◆ **Provided records**
------------------------------------------------------------

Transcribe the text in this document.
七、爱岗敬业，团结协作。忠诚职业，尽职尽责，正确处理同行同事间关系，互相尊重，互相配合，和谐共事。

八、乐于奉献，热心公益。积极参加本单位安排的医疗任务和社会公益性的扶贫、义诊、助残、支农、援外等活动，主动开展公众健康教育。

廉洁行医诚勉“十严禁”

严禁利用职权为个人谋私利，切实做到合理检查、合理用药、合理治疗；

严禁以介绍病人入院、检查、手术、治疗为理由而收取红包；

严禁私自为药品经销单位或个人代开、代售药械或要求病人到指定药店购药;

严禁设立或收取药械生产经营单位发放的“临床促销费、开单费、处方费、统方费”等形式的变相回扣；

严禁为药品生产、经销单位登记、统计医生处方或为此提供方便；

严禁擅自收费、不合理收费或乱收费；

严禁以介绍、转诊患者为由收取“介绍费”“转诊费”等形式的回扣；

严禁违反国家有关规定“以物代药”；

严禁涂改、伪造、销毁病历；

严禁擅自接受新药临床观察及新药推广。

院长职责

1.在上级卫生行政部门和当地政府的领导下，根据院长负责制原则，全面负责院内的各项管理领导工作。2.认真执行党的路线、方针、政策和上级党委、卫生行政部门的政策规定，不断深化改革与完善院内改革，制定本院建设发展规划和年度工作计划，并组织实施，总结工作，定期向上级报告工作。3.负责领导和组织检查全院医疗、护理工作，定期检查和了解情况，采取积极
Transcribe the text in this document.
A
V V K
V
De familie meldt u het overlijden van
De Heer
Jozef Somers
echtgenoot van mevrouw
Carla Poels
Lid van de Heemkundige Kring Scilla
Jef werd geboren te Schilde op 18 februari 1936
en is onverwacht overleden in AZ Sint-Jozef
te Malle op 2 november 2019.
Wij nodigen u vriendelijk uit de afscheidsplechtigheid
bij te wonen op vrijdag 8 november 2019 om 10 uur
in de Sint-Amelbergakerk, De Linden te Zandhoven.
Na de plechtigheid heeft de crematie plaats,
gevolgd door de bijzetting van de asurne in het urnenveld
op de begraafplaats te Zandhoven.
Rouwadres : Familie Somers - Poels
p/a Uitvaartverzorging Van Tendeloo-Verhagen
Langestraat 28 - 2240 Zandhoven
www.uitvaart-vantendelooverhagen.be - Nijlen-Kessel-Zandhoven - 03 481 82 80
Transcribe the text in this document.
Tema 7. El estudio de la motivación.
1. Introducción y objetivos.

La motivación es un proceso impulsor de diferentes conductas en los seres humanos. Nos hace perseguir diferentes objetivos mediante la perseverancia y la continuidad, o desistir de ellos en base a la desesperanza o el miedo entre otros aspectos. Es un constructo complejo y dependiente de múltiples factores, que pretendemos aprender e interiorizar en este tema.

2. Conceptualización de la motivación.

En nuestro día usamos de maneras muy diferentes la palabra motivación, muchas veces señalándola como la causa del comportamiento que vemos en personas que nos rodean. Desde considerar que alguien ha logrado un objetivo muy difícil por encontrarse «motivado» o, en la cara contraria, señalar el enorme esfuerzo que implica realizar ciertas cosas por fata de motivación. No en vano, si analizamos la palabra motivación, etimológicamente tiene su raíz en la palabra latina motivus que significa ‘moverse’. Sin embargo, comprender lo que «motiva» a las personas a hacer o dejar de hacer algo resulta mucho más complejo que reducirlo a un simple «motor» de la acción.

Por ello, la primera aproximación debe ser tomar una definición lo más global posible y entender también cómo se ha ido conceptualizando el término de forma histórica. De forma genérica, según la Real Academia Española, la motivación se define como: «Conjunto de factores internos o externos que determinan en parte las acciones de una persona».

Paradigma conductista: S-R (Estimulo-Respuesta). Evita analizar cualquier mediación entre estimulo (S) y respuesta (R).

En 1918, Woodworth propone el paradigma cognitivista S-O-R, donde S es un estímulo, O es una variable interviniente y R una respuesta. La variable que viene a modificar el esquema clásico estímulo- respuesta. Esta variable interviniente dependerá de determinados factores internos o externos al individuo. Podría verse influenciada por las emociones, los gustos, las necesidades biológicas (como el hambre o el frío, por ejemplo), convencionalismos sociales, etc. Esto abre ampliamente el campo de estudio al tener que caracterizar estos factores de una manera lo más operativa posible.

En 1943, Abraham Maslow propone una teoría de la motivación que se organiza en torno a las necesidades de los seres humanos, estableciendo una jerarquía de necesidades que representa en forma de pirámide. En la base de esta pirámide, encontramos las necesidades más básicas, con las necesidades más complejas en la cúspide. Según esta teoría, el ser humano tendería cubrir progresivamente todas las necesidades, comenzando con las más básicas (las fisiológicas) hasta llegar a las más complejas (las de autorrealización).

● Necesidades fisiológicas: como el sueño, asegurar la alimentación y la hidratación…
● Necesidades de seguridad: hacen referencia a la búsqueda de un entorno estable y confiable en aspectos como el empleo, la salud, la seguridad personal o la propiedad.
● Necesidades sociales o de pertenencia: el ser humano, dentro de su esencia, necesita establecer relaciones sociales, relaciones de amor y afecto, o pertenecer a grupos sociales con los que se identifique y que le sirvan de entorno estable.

------------------------------------------------------------

◆ **To be done**
Pick every line with "objetivos" in it and copy it.

◆ **The result**
1. Introducción y objetivos.
La motivación es un proceso impulsor de diferentes conductas en los seres humanos. Nos hace perseguir diferentes objetivos mediante la perseverancia y la continuidad, o desistir de ellos en base a la desesperanza o el miedo entre otros aspectos. Es un constructo complejo y dependiente de múltiples factores, que pretendemos aprender e interiorizar en este tema.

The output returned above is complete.